◆ Exercise directions
Print every line of the records below with no changes.

◆ Data rows
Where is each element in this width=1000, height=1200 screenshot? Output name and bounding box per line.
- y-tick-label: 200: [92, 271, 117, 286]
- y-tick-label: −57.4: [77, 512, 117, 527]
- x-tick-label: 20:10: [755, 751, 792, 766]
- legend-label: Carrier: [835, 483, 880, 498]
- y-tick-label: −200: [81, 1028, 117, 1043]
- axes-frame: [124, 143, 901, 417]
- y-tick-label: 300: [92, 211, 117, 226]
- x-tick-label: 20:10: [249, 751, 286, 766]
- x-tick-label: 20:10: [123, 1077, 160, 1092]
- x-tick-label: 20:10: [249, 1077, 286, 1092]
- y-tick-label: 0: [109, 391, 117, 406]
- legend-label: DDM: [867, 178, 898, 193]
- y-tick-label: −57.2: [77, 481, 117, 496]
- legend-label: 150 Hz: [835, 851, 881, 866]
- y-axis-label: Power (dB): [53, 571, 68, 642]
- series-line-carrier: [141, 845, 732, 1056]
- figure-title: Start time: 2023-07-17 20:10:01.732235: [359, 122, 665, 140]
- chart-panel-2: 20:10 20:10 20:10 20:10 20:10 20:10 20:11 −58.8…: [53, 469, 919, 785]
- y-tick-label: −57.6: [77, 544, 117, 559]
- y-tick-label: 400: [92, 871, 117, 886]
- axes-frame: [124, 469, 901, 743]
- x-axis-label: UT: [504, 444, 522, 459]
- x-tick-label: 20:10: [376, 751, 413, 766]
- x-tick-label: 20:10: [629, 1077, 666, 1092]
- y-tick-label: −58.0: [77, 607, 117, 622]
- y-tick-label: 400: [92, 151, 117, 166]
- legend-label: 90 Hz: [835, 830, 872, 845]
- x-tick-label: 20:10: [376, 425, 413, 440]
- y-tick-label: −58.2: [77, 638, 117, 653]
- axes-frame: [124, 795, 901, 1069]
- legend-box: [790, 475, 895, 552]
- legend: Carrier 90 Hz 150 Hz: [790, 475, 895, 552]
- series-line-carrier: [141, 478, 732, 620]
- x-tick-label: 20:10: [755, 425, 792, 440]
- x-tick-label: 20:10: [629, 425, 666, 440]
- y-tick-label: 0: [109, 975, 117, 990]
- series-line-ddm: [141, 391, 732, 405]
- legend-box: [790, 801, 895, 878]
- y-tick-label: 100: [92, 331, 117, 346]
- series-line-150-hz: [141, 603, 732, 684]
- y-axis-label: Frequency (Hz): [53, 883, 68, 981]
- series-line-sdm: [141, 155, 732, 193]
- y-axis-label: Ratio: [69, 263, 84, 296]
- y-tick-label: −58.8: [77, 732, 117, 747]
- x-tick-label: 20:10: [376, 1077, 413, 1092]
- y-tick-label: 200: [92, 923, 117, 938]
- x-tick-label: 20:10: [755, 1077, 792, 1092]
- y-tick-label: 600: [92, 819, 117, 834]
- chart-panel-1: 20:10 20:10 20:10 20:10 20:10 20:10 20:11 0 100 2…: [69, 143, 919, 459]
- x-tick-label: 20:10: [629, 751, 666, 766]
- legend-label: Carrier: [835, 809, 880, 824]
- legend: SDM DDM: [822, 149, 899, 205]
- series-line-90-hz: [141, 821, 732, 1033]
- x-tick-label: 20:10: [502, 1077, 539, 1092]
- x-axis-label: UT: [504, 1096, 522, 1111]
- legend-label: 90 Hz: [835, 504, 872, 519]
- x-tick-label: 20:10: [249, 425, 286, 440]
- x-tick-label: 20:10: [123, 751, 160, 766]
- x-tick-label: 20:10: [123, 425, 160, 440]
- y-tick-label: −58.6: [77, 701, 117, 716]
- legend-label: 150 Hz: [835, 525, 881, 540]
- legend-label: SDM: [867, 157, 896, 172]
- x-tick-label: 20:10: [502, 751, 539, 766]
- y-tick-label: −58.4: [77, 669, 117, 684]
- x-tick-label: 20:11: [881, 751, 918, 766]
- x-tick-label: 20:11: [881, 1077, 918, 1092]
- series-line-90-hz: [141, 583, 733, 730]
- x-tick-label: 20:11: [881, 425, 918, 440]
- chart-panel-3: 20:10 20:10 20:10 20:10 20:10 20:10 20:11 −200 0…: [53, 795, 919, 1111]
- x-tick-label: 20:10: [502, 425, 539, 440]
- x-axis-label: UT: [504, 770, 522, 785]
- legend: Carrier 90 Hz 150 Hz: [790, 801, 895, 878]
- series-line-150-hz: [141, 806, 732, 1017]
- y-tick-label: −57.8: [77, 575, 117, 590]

◆ Worked answer
Where is each element in this width=1000, height=1200 screenshot? Output name and bounding box per line.
- y-tick-label: 200: [92, 271, 117, 286]
- y-tick-label: −57.4: [77, 512, 117, 527]
- x-tick-label: 20:10: [755, 751, 792, 766]
- legend-label: Carrier: [835, 483, 880, 498]
- y-tick-label: −200: [81, 1028, 117, 1043]
- axes-frame: [124, 143, 901, 417]
- y-tick-label: 300: [92, 211, 117, 226]
- x-tick-label: 20:10: [249, 751, 286, 766]
- x-tick-label: 20:10: [123, 1077, 160, 1092]
- x-tick-label: 20:10: [249, 1077, 286, 1092]
- y-tick-label: 0: [109, 391, 117, 406]
- legend-label: DDM: [867, 178, 898, 193]
- y-tick-label: −57.2: [77, 481, 117, 496]
- legend-label: 150 Hz: [835, 851, 881, 866]
- y-axis-label: Power (dB): [53, 571, 68, 642]
- series-line-carrier: [141, 845, 732, 1056]
- figure-title: Start time: 2023-07-17 20:10:01.732235: [359, 122, 665, 140]
- chart-panel-2: 20:10 20:10 20:10 20:10 20:10 20:10 20:11 −58.8…: [53, 469, 919, 785]
- y-tick-label: −57.6: [77, 544, 117, 559]
- y-tick-label: 400: [92, 871, 117, 886]
- axes-frame: [124, 469, 901, 743]
- x-axis-label: UT: [504, 444, 522, 459]
- x-tick-label: 20:10: [376, 751, 413, 766]
- x-tick-label: 20:10: [629, 1077, 666, 1092]
- y-tick-label: −58.0: [77, 607, 117, 622]
- y-tick-label: 400: [92, 151, 117, 166]
- legend-label: 90 Hz: [835, 830, 872, 845]
- x-tick-label: 20:10: [376, 425, 413, 440]
- y-tick-label: −58.2: [77, 638, 117, 653]
- axes-frame: [124, 795, 901, 1069]
- legend-box: [790, 475, 895, 552]
- legend: Carrier 90 Hz 150 Hz: [790, 475, 895, 552]
- series-line-carrier: [141, 478, 732, 620]
- x-tick-label: 20:10: [755, 425, 792, 440]
- x-tick-label: 20:10: [629, 425, 666, 440]
- y-tick-label: 0: [109, 975, 117, 990]
- series-line-ddm: [141, 391, 732, 405]
- legend-box: [790, 801, 895, 878]
- y-tick-label: 100: [92, 331, 117, 346]
- series-line-150-hz: [141, 603, 732, 684]
- y-axis-label: Frequency (Hz): [53, 883, 68, 981]
- series-line-sdm: [141, 155, 732, 193]
- y-axis-label: Ratio: [69, 263, 84, 296]
- y-tick-label: −58.8: [77, 732, 117, 747]
- x-tick-label: 20:10: [376, 1077, 413, 1092]
- y-tick-label: 200: [92, 923, 117, 938]
- x-tick-label: 20:10: [755, 1077, 792, 1092]
- y-tick-label: 600: [92, 819, 117, 834]
- chart-panel-1: 20:10 20:10 20:10 20:10 20:10 20:10 20:11 0 100 2…: [69, 143, 919, 459]
- x-tick-label: 20:10: [629, 751, 666, 766]
- legend-label: Carrier: [835, 809, 880, 824]
- legend: SDM DDM: [822, 149, 899, 205]
- series-line-90-hz: [141, 821, 732, 1033]
- x-tick-label: 20:10: [502, 1077, 539, 1092]
- x-axis-label: UT: [504, 1096, 522, 1111]
- legend-label: 90 Hz: [835, 504, 872, 519]
- x-tick-label: 20:10: [249, 425, 286, 440]
- x-tick-label: 20:10: [123, 751, 160, 766]
- x-tick-label: 20:10: [123, 425, 160, 440]
- y-tick-label: −58.6: [77, 701, 117, 716]
- legend-label: 150 Hz: [835, 525, 881, 540]
- legend-label: SDM: [867, 157, 896, 172]
- x-tick-label: 20:10: [502, 751, 539, 766]
- y-tick-label: −58.4: [77, 669, 117, 684]
- x-tick-label: 20:11: [881, 751, 918, 766]
- x-tick-label: 20:11: [881, 1077, 918, 1092]
- series-line-90-hz: [141, 583, 733, 730]
- x-tick-label: 20:11: [881, 425, 918, 440]
- chart-panel-3: 20:10 20:10 20:10 20:10 20:10 20:10 20:11 −200 0…: [53, 795, 919, 1111]
- x-tick-label: 20:10: [502, 425, 539, 440]
- x-axis-label: UT: [504, 770, 522, 785]
- legend: Carrier 90 Hz 150 Hz: [790, 801, 895, 878]
- series-line-150-hz: [141, 806, 732, 1017]
- y-tick-label: −57.8: [77, 575, 117, 590]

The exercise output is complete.